Given request = Select the lines below containing the word "ganzhi".

A run of records:
----
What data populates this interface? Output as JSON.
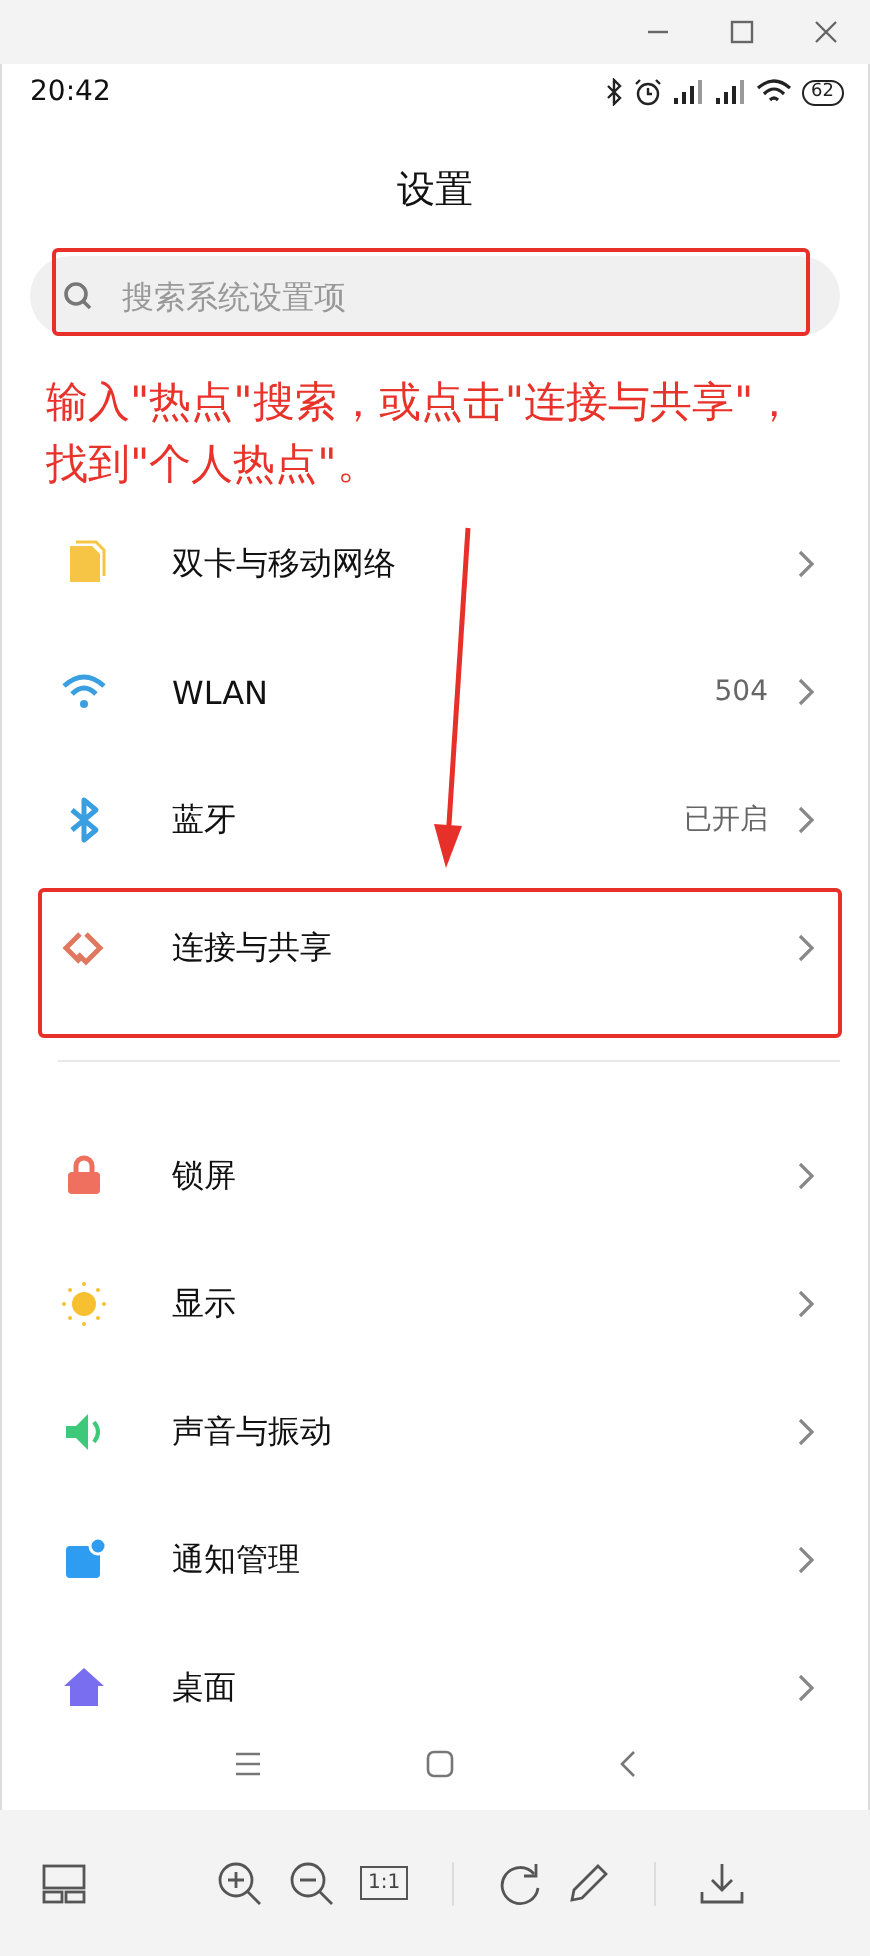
{
  "status_bar": {
    "time": "20:42",
    "battery": "62"
  },
  "page_title": "设置",
  "search": {
    "placeholder": "搜索系统设置项"
  },
  "annotation": "输入\"热点\"搜索，或点击\"连接与共享\"，找到\"个人热点\"。",
  "groups": [
    {
      "items": [
        {
          "label": "双卡与移动网络"
        },
        {
          "label": "WLAN",
          "value": "504"
        },
        {
          "label": "蓝牙",
          "value": "已开启"
        },
        {
          "label": "连接与共享"
        }
      ]
    },
    {
      "items": [
        {
          "label": "锁屏"
        },
        {
          "label": "显示"
        },
        {
          "label": "声音与振动"
        },
        {
          "label": "通知管理"
        },
        {
          "label": "桌面"
        }
      ]
    }
  ],
  "toolbar": {
    "actual_size": "1:1"
  }
}
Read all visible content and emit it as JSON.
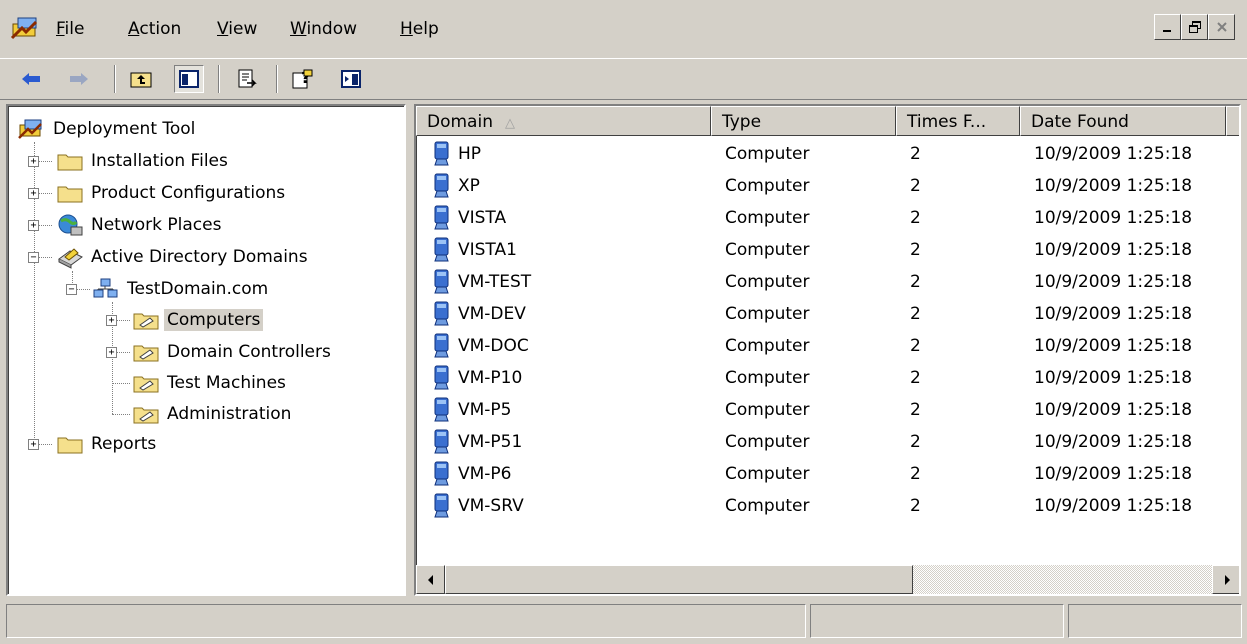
{
  "menu": {
    "file": "File",
    "action": "Action",
    "view": "View",
    "window": "Window",
    "help": "Help"
  },
  "window_controls": [
    "minimize",
    "restore",
    "close"
  ],
  "toolbar": {
    "buttons": [
      "back-arrow-icon",
      "forward-arrow-icon",
      "up-one-level-icon",
      "show-hide-console-tree-icon",
      "export-list-icon",
      "help-icon",
      "show-hide-action-pane-icon"
    ]
  },
  "tree": {
    "root": "Deployment Tool",
    "installation_files": "Installation Files",
    "product_configurations": "Product Configurations",
    "network_places": "Network Places",
    "active_directory_domains": "Active Directory Domains",
    "test_domain": "TestDomain.com",
    "computers": "Computers",
    "domain_controllers": "Domain Controllers",
    "test_machines": "Test Machines",
    "administration": "Administration",
    "reports": "Reports"
  },
  "list": {
    "columns": {
      "domain": "Domain",
      "type": "Type",
      "times_found": "Times F...",
      "date_found": "Date Found"
    },
    "rows": [
      {
        "domain": "HP",
        "type": "Computer",
        "times": "2",
        "date": "10/9/2009 1:25:18"
      },
      {
        "domain": "XP",
        "type": "Computer",
        "times": "2",
        "date": "10/9/2009 1:25:18"
      },
      {
        "domain": "VISTA",
        "type": "Computer",
        "times": "2",
        "date": "10/9/2009 1:25:18"
      },
      {
        "domain": "VISTA1",
        "type": "Computer",
        "times": "2",
        "date": "10/9/2009 1:25:18"
      },
      {
        "domain": "VM-TEST",
        "type": "Computer",
        "times": "2",
        "date": "10/9/2009 1:25:18"
      },
      {
        "domain": "VM-DEV",
        "type": "Computer",
        "times": "2",
        "date": "10/9/2009 1:25:18"
      },
      {
        "domain": "VM-DOC",
        "type": "Computer",
        "times": "2",
        "date": "10/9/2009 1:25:18"
      },
      {
        "domain": "VM-P10",
        "type": "Computer",
        "times": "2",
        "date": "10/9/2009 1:25:18"
      },
      {
        "domain": "VM-P5",
        "type": "Computer",
        "times": "2",
        "date": "10/9/2009 1:25:18"
      },
      {
        "domain": "VM-P51",
        "type": "Computer",
        "times": "2",
        "date": "10/9/2009 1:25:18"
      },
      {
        "domain": "VM-P6",
        "type": "Computer",
        "times": "2",
        "date": "10/9/2009 1:25:18"
      },
      {
        "domain": "VM-SRV",
        "type": "Computer",
        "times": "2",
        "date": "10/9/2009 1:25:18"
      }
    ]
  },
  "colors": {
    "chrome": "#d4d0c8",
    "folder": "#f5e08c",
    "computer_icon": "#3a6fd0"
  }
}
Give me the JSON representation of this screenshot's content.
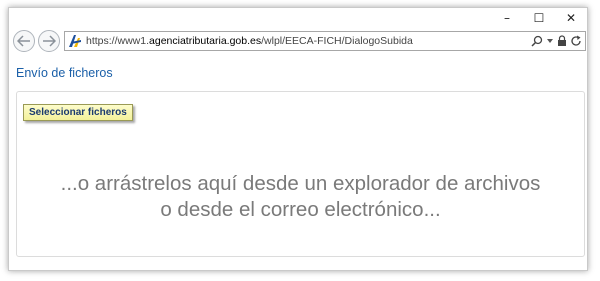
{
  "window": {
    "controls": {
      "minimize": "–",
      "maximize": "☐",
      "close": "✕"
    }
  },
  "addressbar": {
    "url_prefix": "https://www1.",
    "url_domain": "agenciatributaria.gob.es",
    "url_path": "/wlpl/EECA-FICH/DialogoSubida",
    "search_icon": "search-icon",
    "dropdown_icon": "chevron-down-icon",
    "lock_icon": "lock-icon",
    "refresh_icon": "refresh-icon"
  },
  "nav": {
    "back_icon": "back-arrow-icon",
    "forward_icon": "forward-arrow-icon"
  },
  "page": {
    "title": "Envío de ficheros",
    "select_button": "Seleccionar ficheros",
    "drop_line1": "...o arrástrelos aquí desde un explorador de archivos",
    "drop_line2": "o desde el correo electrónico..."
  },
  "colors": {
    "title": "#1a5fa8",
    "button_bg": "#f8f6b4",
    "button_text": "#1a3a6e",
    "drop_text": "#7a7a7a"
  }
}
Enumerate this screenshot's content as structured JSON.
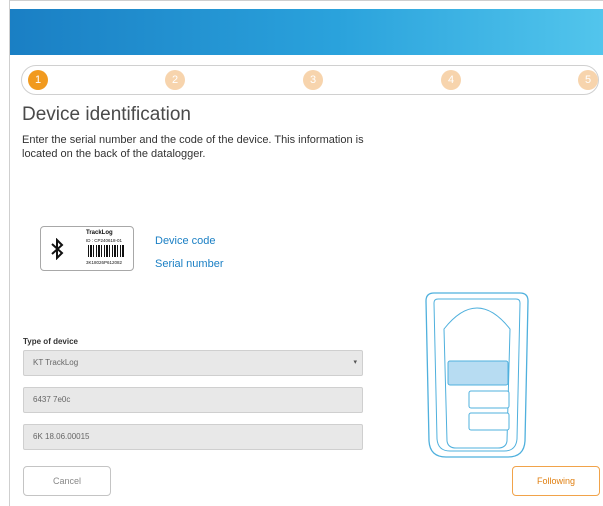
{
  "stepper": {
    "steps": [
      {
        "label": "1",
        "state": "active"
      },
      {
        "label": "2",
        "state": "inactive"
      },
      {
        "label": "3",
        "state": "inactive"
      },
      {
        "label": "4",
        "state": "inactive"
      },
      {
        "label": "5",
        "state": "inactive"
      }
    ],
    "colors": {
      "active": "#f19a1f",
      "inactive": "#f7d4ad"
    }
  },
  "page": {
    "title": "Device identification",
    "intro": "Enter the serial number and the code of the device. This information is located on the back of the datalogger."
  },
  "device_card": {
    "icon": "bluetooth-icon",
    "brand": "TrackLog",
    "id_text": "ID : CP240618-01",
    "serial_text": "3K18026P612082"
  },
  "links": {
    "device_code": "Device code",
    "serial_number": "Serial number"
  },
  "form": {
    "type_label": "Type of device",
    "type_value": "KT TrackLog",
    "type_caret": "▾",
    "device_code_value": "6437 7e0c",
    "serial_number_value": "6K 18.06.00015"
  },
  "buttons": {
    "cancel": "Cancel",
    "following": "Following"
  },
  "colors": {
    "banner_start": "#1a7fc4",
    "banner_end": "#52c5ec",
    "link": "#1a7fc4",
    "accent_orange": "#e07f10",
    "device_outline": "#4fb0dd",
    "screen_fill": "#b7dcf2"
  }
}
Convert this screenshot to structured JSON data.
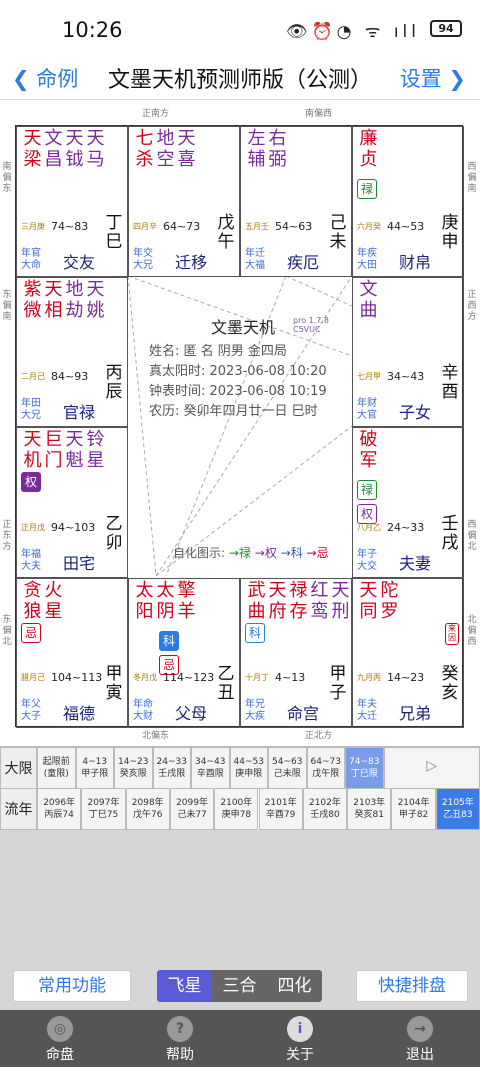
{
  "status": {
    "time": "10:26",
    "battery": "94"
  },
  "nav": {
    "back": "命例",
    "title": "文墨天机预测师版（公测）",
    "settings": "设置"
  },
  "directions": {
    "top_left": "正南方",
    "top_right": "南偏西",
    "left_top": "南偏东",
    "left_mid": "东偏南",
    "left_low": "正东方",
    "left_bottom": "东偏北",
    "right_top": "西偏南",
    "right_mid": "正西方",
    "right_low": "西偏北",
    "right_bottom": "北偏西",
    "bottom_left": "北偏东",
    "bottom_right": "正北方"
  },
  "palaces": [
    {
      "id": "si",
      "stars": [
        "天梁",
        "文昌",
        "天钺",
        "天马"
      ],
      "colors": [
        "red",
        "purple",
        "purple",
        "purple"
      ],
      "sihua": "",
      "changsheng": "三月庚",
      "age": "74~83",
      "ganzhi": "丁巳",
      "liunian": "年官",
      "daxian": "大命",
      "name": "交友"
    },
    {
      "id": "wu",
      "stars": [
        "七杀",
        "地空",
        "天喜"
      ],
      "colors": [
        "red",
        "purple",
        "purple"
      ],
      "sihua": "",
      "changsheng": "四月辛",
      "age": "64~73",
      "ganzhi": "戊午",
      "liunian": "年交",
      "daxian": "大兄",
      "name": "迁移"
    },
    {
      "id": "wei",
      "stars": [
        "左辅",
        "右弼"
      ],
      "colors": [
        "purple",
        "purple"
      ],
      "sihua": "",
      "changsheng": "五月壬",
      "age": "54~63",
      "ganzhi": "己未",
      "liunian": "年迁",
      "daxian": "大福",
      "name": "疾厄"
    },
    {
      "id": "shen",
      "stars": [
        "廉贞"
      ],
      "colors": [
        "red"
      ],
      "sihua": "禄",
      "changsheng": "六月癸",
      "age": "44~53",
      "ganzhi": "庚申",
      "liunian": "年疾",
      "daxian": "大田",
      "name": "财帛"
    },
    {
      "id": "chen",
      "stars": [
        "紫微",
        "天相",
        "地劫",
        "天姚"
      ],
      "colors": [
        "red",
        "red",
        "purple",
        "purple"
      ],
      "sihua": "",
      "changsheng": "二月己",
      "age": "84~93",
      "ganzhi": "丙辰",
      "liunian": "年田",
      "daxian": "大兄",
      "name": "官禄"
    },
    {
      "id": "you",
      "stars": [
        "文曲"
      ],
      "colors": [
        "purple"
      ],
      "sihua": "",
      "changsheng": "七月甲",
      "age": "34~43",
      "ganzhi": "辛酉",
      "liunian": "年财",
      "daxian": "大官",
      "name": "子女"
    },
    {
      "id": "mao",
      "stars": [
        "天机",
        "巨门",
        "天魁",
        "铃星"
      ],
      "colors": [
        "red",
        "red",
        "purple",
        "purple"
      ],
      "sihua": "权",
      "changsheng": "正月戊",
      "age": "94~103",
      "ganzhi": "乙卯",
      "liunian": "年福",
      "daxian": "大夫",
      "name": "田宅"
    },
    {
      "id": "xu",
      "stars": [
        "破军"
      ],
      "colors": [
        "red"
      ],
      "sihua": "禄权",
      "changsheng": "八月乙",
      "age": "24~33",
      "ganzhi": "壬戌",
      "liunian": "年子",
      "daxian": "大交",
      "name": "夫妻"
    },
    {
      "id": "yin",
      "stars": [
        "贪狼",
        "火星"
      ],
      "colors": [
        "red",
        "red"
      ],
      "sihua": "忌",
      "changsheng": "腊月己",
      "age": "104~113",
      "ganzhi": "甲寅",
      "liunian": "年父",
      "daxian": "大子",
      "name": "福德"
    },
    {
      "id": "chou",
      "stars": [
        "太阳",
        "太阴",
        "擎羊"
      ],
      "colors": [
        "red",
        "red",
        "red"
      ],
      "sihua": "科忌",
      "changsheng": "冬月戊",
      "age": "114~123",
      "ganzhi": "乙丑",
      "liunian": "年命",
      "daxian": "大财",
      "name": "父母"
    },
    {
      "id": "zi",
      "stars": [
        "武曲",
        "天府",
        "禄存",
        "红鸾",
        "天刑"
      ],
      "colors": [
        "red",
        "red",
        "red",
        "purple",
        "purple"
      ],
      "sihua": "科",
      "changsheng": "十月丁",
      "age": "4~13",
      "ganzhi": "甲子",
      "liunian": "年兄",
      "daxian": "大疾",
      "name": "命宫"
    },
    {
      "id": "hai",
      "stars": [
        "天同",
        "陀罗"
      ],
      "colors": [
        "red",
        "red"
      ],
      "sihua": "来因",
      "changsheng": "九月丙",
      "age": "14~23",
      "ganzhi": "癸亥",
      "liunian": "年夫",
      "daxian": "大迁",
      "name": "兄弟"
    }
  ],
  "center": {
    "title": "文墨天机",
    "version": "pro 1.7.8",
    "version_code": "C5VUC",
    "name_line": "姓名: 匿 名          阴男 金四局",
    "solar_line": "真太阳时: 2023-06-08 10:20",
    "clock_line": "钟表时间: 2023-06-08 10:19",
    "lunar_line": "农历: 癸卯年四月廿一日 巳时",
    "legend_label": "自化图示:",
    "legend_items": [
      "→禄",
      "→权",
      "→科",
      "→忌"
    ]
  },
  "daxian_label": "大限",
  "daxian": [
    {
      "top": "起限前",
      "bot": "(童限)"
    },
    {
      "top": "4~13",
      "bot": "甲子限"
    },
    {
      "top": "14~23",
      "bot": "癸亥限"
    },
    {
      "top": "24~33",
      "bot": "壬戌限"
    },
    {
      "top": "34~43",
      "bot": "辛酉限"
    },
    {
      "top": "44~53",
      "bot": "庚申限"
    },
    {
      "top": "54~63",
      "bot": "己未限"
    },
    {
      "top": "64~73",
      "bot": "戊午限"
    },
    {
      "top": "74~83",
      "bot": "丁巳限"
    }
  ],
  "daxian_more": "▷",
  "liunian_label": "流年",
  "liunian": [
    {
      "top": "2096年",
      "bot": "丙辰74"
    },
    {
      "top": "2097年",
      "bot": "丁巳75"
    },
    {
      "top": "2098年",
      "bot": "戊午76"
    },
    {
      "top": "2099年",
      "bot": "己未77"
    },
    {
      "top": "2100年",
      "bot": "庚申78"
    },
    {
      "top": "2101年",
      "bot": "辛酉79"
    },
    {
      "top": "2102年",
      "bot": "壬戌80"
    },
    {
      "top": "2103年",
      "bot": "癸亥81"
    },
    {
      "top": "2104年",
      "bot": "甲子82"
    },
    {
      "top": "2105年",
      "bot": "乙丑83"
    }
  ],
  "buttons": {
    "func": "常用功能",
    "quick": "快捷排盘"
  },
  "segments": [
    "飞星",
    "三合",
    "四化"
  ],
  "bottom_nav": [
    {
      "label": "命盘",
      "icon": "◎"
    },
    {
      "label": "帮助",
      "icon": "?"
    },
    {
      "label": "关于",
      "icon": "i"
    },
    {
      "label": "退出",
      "icon": "→"
    }
  ],
  "colors": {
    "accent": "#2c7be5",
    "selected": "#5b5bd6",
    "lu": "#1b8a2b",
    "quan": "#7b2a9a",
    "ke": "#2a7be5",
    "ji": "#d0021b"
  }
}
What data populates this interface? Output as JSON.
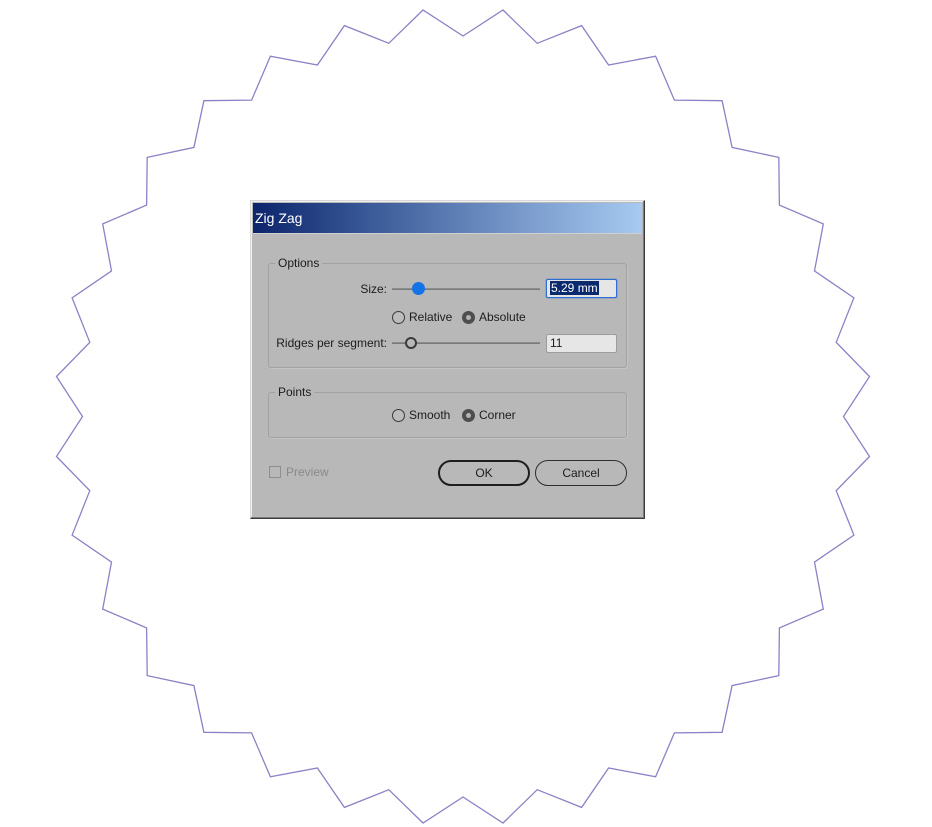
{
  "canvas": {
    "shape_stroke_color": "#8a82c6"
  },
  "dialog": {
    "title": "Zig Zag",
    "options_group": {
      "label": "Options",
      "size": {
        "label": "Size:",
        "value": "5.29 mm",
        "slider_fraction": 0.18
      },
      "mode_radios": [
        {
          "label": "Relative",
          "checked": false
        },
        {
          "label": "Absolute",
          "checked": true
        }
      ],
      "ridges": {
        "label": "Ridges per segment:",
        "value": "11",
        "slider_fraction": 0.13
      }
    },
    "points_group": {
      "label": "Points",
      "radios": [
        {
          "label": "Smooth",
          "checked": false
        },
        {
          "label": "Corner",
          "checked": true
        }
      ]
    },
    "preview": {
      "label": "Preview",
      "checked": false,
      "disabled": true
    },
    "buttons": {
      "ok": "OK",
      "cancel": "Cancel"
    },
    "colors": {
      "title_gradient_start": "#0c246b",
      "title_gradient_end": "#a6caf0",
      "slider_thumb_active": "#1473e6",
      "text_selection": "#0b2a6e"
    }
  }
}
----
Solution to this problem =
      "ganzhi": "丁巳",
      "ganzhi": "戊午",
      "ganzhi": "己未",
      "ganzhi": "庚申",
      "ganzhi": "丙辰",
      "ganzhi": "辛酉",
      "ganzhi": "乙卯",
      "ganzhi": "壬戌",
      "ganzhi": "甲寅",
      "ganzhi": "乙丑",
      "ganzhi": "甲子",
      "ganzhi": "癸亥",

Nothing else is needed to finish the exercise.